Given exercise — How many of the lines contain the string "Radó"? Give the number, with no other words.

Provided entries —
● ● ● ● ●

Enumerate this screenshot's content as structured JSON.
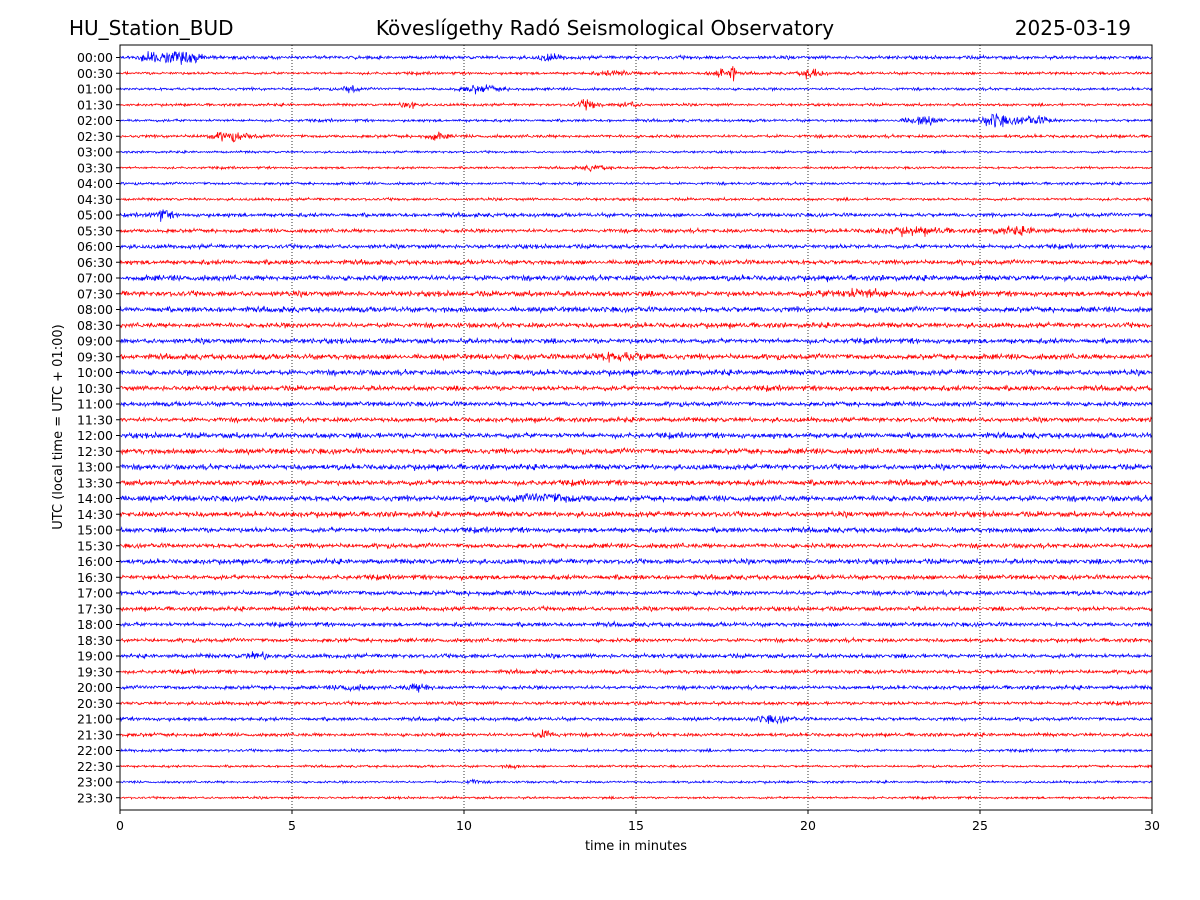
{
  "header": {
    "station": "HU_Station_BUD",
    "observatory": "Köveslígethy Radó Seismological Observatory",
    "date": "2025-03-19"
  },
  "chart_data": {
    "type": "line",
    "title": "Köveslígethy Radó Seismological Observatory",
    "xlabel": "time in minutes",
    "ylabel": "UTC (local time = UTC + 01:00)",
    "xlim": [
      0,
      30
    ],
    "x_ticks": [
      "0",
      "5",
      "10",
      "15",
      "20",
      "25",
      "30"
    ],
    "grid": "vertical dotted lines at 5-minute intervals",
    "trace_colors": [
      "#0000ff",
      "#ff0000"
    ],
    "rows": [
      {
        "label": "00:00",
        "color": "#0000ff",
        "level": 0.45,
        "events": [
          {
            "t": 1.2,
            "amp": 1.3,
            "w": 0.5
          },
          {
            "t": 2.0,
            "amp": 0.8,
            "w": 0.5
          },
          {
            "t": 12.5,
            "amp": 0.6,
            "w": 0.3
          }
        ]
      },
      {
        "label": "00:30",
        "color": "#ff0000",
        "level": 0.35,
        "events": [
          {
            "t": 17.5,
            "amp": 1.1,
            "w": 0.3
          },
          {
            "t": 17.8,
            "amp": 2.8,
            "w": 0.05
          },
          {
            "t": 20.1,
            "amp": 1.0,
            "w": 0.3
          },
          {
            "t": 14.5,
            "amp": 0.5,
            "w": 0.6
          }
        ]
      },
      {
        "label": "01:00",
        "color": "#0000ff",
        "level": 0.35,
        "events": [
          {
            "t": 6.7,
            "amp": 0.8,
            "w": 0.2
          },
          {
            "t": 10.5,
            "amp": 0.7,
            "w": 0.6
          }
        ]
      },
      {
        "label": "01:30",
        "color": "#ff0000",
        "level": 0.35,
        "events": [
          {
            "t": 8.4,
            "amp": 1.0,
            "w": 0.2
          },
          {
            "t": 13.6,
            "amp": 0.9,
            "w": 0.3
          },
          {
            "t": 14.8,
            "amp": 0.5,
            "w": 0.3
          }
        ]
      },
      {
        "label": "02:00",
        "color": "#0000ff",
        "level": 0.35,
        "events": [
          {
            "t": 23.3,
            "amp": 0.8,
            "w": 0.5
          },
          {
            "t": 25.4,
            "amp": 1.3,
            "w": 0.4
          },
          {
            "t": 26.5,
            "amp": 0.8,
            "w": 0.6
          }
        ]
      },
      {
        "label": "02:30",
        "color": "#ff0000",
        "level": 0.4,
        "events": [
          {
            "t": 3.2,
            "amp": 0.8,
            "w": 0.6
          },
          {
            "t": 9.2,
            "amp": 0.6,
            "w": 0.3
          }
        ]
      },
      {
        "label": "03:00",
        "color": "#0000ff",
        "level": 0.3,
        "events": []
      },
      {
        "label": "03:30",
        "color": "#ff0000",
        "level": 0.3,
        "events": [
          {
            "t": 13.8,
            "amp": 0.5,
            "w": 0.4
          }
        ]
      },
      {
        "label": "04:00",
        "color": "#0000ff",
        "level": 0.35,
        "events": []
      },
      {
        "label": "04:30",
        "color": "#ff0000",
        "level": 0.35,
        "events": []
      },
      {
        "label": "05:00",
        "color": "#0000ff",
        "level": 0.5,
        "events": [
          {
            "t": 1.2,
            "amp": 1.0,
            "w": 0.3
          }
        ]
      },
      {
        "label": "05:30",
        "color": "#ff0000",
        "level": 0.5,
        "events": [
          {
            "t": 23.0,
            "amp": 0.6,
            "w": 1.0
          },
          {
            "t": 26.0,
            "amp": 0.6,
            "w": 0.8
          }
        ]
      },
      {
        "label": "06:00",
        "color": "#0000ff",
        "level": 0.55,
        "events": []
      },
      {
        "label": "06:30",
        "color": "#ff0000",
        "level": 0.6,
        "events": []
      },
      {
        "label": "07:00",
        "color": "#0000ff",
        "level": 0.7,
        "events": []
      },
      {
        "label": "07:30",
        "color": "#ff0000",
        "level": 0.7,
        "events": [
          {
            "t": 21.5,
            "amp": 0.7,
            "w": 1.0
          }
        ]
      },
      {
        "label": "08:00",
        "color": "#0000ff",
        "level": 0.7,
        "events": []
      },
      {
        "label": "08:30",
        "color": "#ff0000",
        "level": 0.65,
        "events": []
      },
      {
        "label": "09:00",
        "color": "#0000ff",
        "level": 0.65,
        "events": []
      },
      {
        "label": "09:30",
        "color": "#ff0000",
        "level": 0.7,
        "events": [
          {
            "t": 14.5,
            "amp": 0.6,
            "w": 1.0
          }
        ]
      },
      {
        "label": "10:00",
        "color": "#0000ff",
        "level": 0.7,
        "events": []
      },
      {
        "label": "10:30",
        "color": "#ff0000",
        "level": 0.65,
        "events": []
      },
      {
        "label": "11:00",
        "color": "#0000ff",
        "level": 0.6,
        "events": []
      },
      {
        "label": "11:30",
        "color": "#ff0000",
        "level": 0.6,
        "events": []
      },
      {
        "label": "12:00",
        "color": "#0000ff",
        "level": 0.7,
        "events": []
      },
      {
        "label": "12:30",
        "color": "#ff0000",
        "level": 0.7,
        "events": []
      },
      {
        "label": "13:00",
        "color": "#0000ff",
        "level": 0.7,
        "events": []
      },
      {
        "label": "13:30",
        "color": "#ff0000",
        "level": 0.7,
        "events": []
      },
      {
        "label": "14:00",
        "color": "#0000ff",
        "level": 0.75,
        "events": [
          {
            "t": 12.5,
            "amp": 0.6,
            "w": 1.0
          }
        ]
      },
      {
        "label": "14:30",
        "color": "#ff0000",
        "level": 0.7,
        "events": []
      },
      {
        "label": "15:00",
        "color": "#0000ff",
        "level": 0.65,
        "events": []
      },
      {
        "label": "15:30",
        "color": "#ff0000",
        "level": 0.6,
        "events": []
      },
      {
        "label": "16:00",
        "color": "#0000ff",
        "level": 0.65,
        "events": []
      },
      {
        "label": "16:30",
        "color": "#ff0000",
        "level": 0.6,
        "events": []
      },
      {
        "label": "17:00",
        "color": "#0000ff",
        "level": 0.6,
        "events": []
      },
      {
        "label": "17:30",
        "color": "#ff0000",
        "level": 0.55,
        "events": []
      },
      {
        "label": "18:00",
        "color": "#0000ff",
        "level": 0.55,
        "events": []
      },
      {
        "label": "18:30",
        "color": "#ff0000",
        "level": 0.5,
        "events": []
      },
      {
        "label": "19:00",
        "color": "#0000ff",
        "level": 0.55,
        "events": [
          {
            "t": 4.0,
            "amp": 0.6,
            "w": 0.4
          }
        ]
      },
      {
        "label": "19:30",
        "color": "#ff0000",
        "level": 0.5,
        "events": []
      },
      {
        "label": "20:00",
        "color": "#0000ff",
        "level": 0.5,
        "events": [
          {
            "t": 8.7,
            "amp": 0.6,
            "w": 0.4
          },
          {
            "t": 6.7,
            "amp": 0.5,
            "w": 0.4
          }
        ]
      },
      {
        "label": "20:30",
        "color": "#ff0000",
        "level": 0.45,
        "events": []
      },
      {
        "label": "21:00",
        "color": "#0000ff",
        "level": 0.45,
        "events": [
          {
            "t": 19.0,
            "amp": 0.6,
            "w": 0.5
          }
        ]
      },
      {
        "label": "21:30",
        "color": "#ff0000",
        "level": 0.45,
        "events": [
          {
            "t": 12.4,
            "amp": 0.8,
            "w": 0.3
          }
        ]
      },
      {
        "label": "22:00",
        "color": "#0000ff",
        "level": 0.35,
        "events": []
      },
      {
        "label": "22:30",
        "color": "#ff0000",
        "level": 0.3,
        "events": [
          {
            "t": 11.4,
            "amp": 0.4,
            "w": 0.2
          }
        ]
      },
      {
        "label": "23:00",
        "color": "#0000ff",
        "level": 0.3,
        "events": [
          {
            "t": 10.3,
            "amp": 0.4,
            "w": 0.2
          }
        ]
      },
      {
        "label": "23:30",
        "color": "#ff0000",
        "level": 0.3,
        "events": []
      }
    ]
  }
}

● ● ● ● ●

Answer to the exercise — 2